-- start of INFORMATION SHOWN --

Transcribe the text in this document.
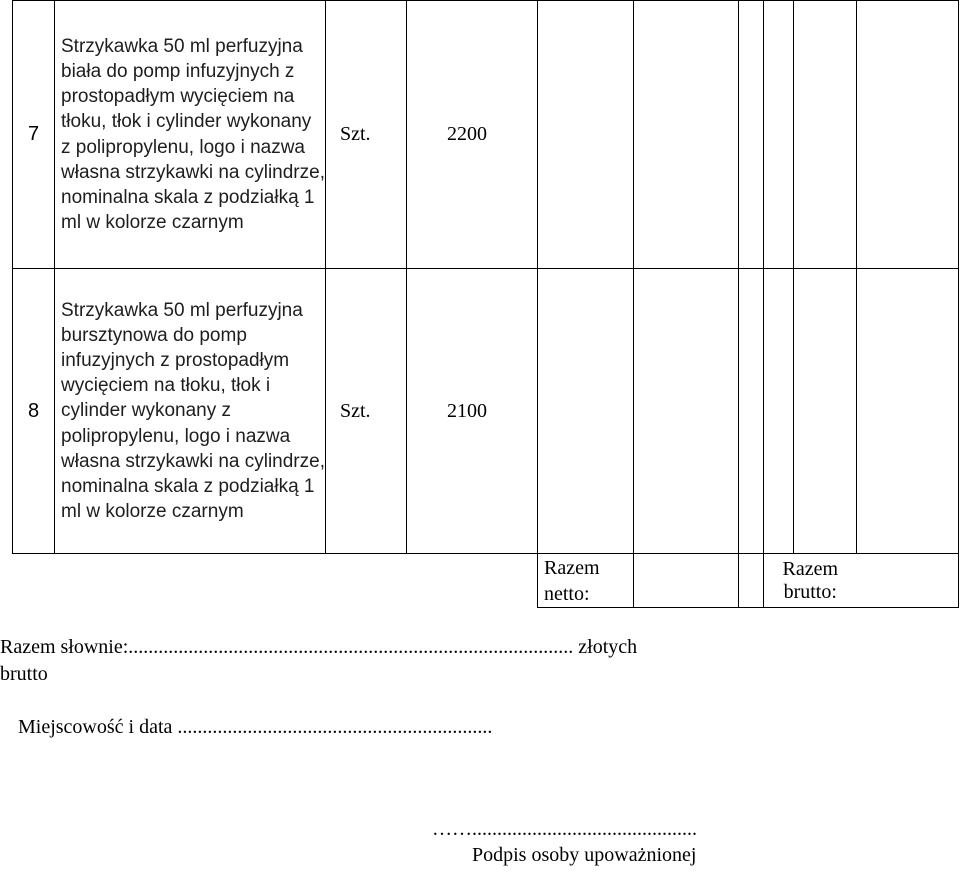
7	Strzykawka 50 ml perfuzyjna biała do pomp infuzyjnych z prostopadłym wycięciem na tłoku, tłok i cylinder wykonany z polipropylenu, logo i nazwa własna strzykawki na cylindrze, nominalna skala z podziałką 1 ml w kolorze czarnym	Szt.	2200						
8	Strzykawka 50 ml perfuzyjna bursztynowa do pomp infuzyjnych z prostopadłym wycięciem na tłoku, tłok i cylinder wykonany z polipropylenu, logo i nazwa własna strzykawki na cylindrze, nominalna skala z podziałką 1 ml w kolorze czarnym	Szt.	2100						
				Razem netto:			Razem brutto:		
Razem słownie:......................................................................................... złotych
brutto
Miejscowość i data ...............................................................
…….............................................
Podpis osoby upoważnionej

-- end of INFORMATION SHOWN --

THE TASK:
Exclude the images and reproduce the remaining data exactly.

TASK RESPONSE:
Transcribe the text in this document.
7	Strzykawka 50 ml perfuzyjna biała do pomp infuzyjnych z prostopadłym wycięciem na tłoku, tłok i cylinder wykonany z polipropylenu, logo i nazwa własna strzykawki na cylindrze, nominalna skala z podziałką 1 ml w kolorze czarnym	Szt.	2200						
8	Strzykawka 50 ml perfuzyjna bursztynowa do pomp infuzyjnych z prostopadłym wycięciem na tłoku, tłok i cylinder wykonany z polipropylenu, logo i nazwa własna strzykawki na cylindrze, nominalna skala z podziałką 1 ml w kolorze czarnym	Szt.	2100						
				Razem netto:			Razem brutto:		
Razem słownie:......................................................................................... złotych
brutto
Miejscowość i data ...............................................................
…….............................................
Podpis osoby upoważnionej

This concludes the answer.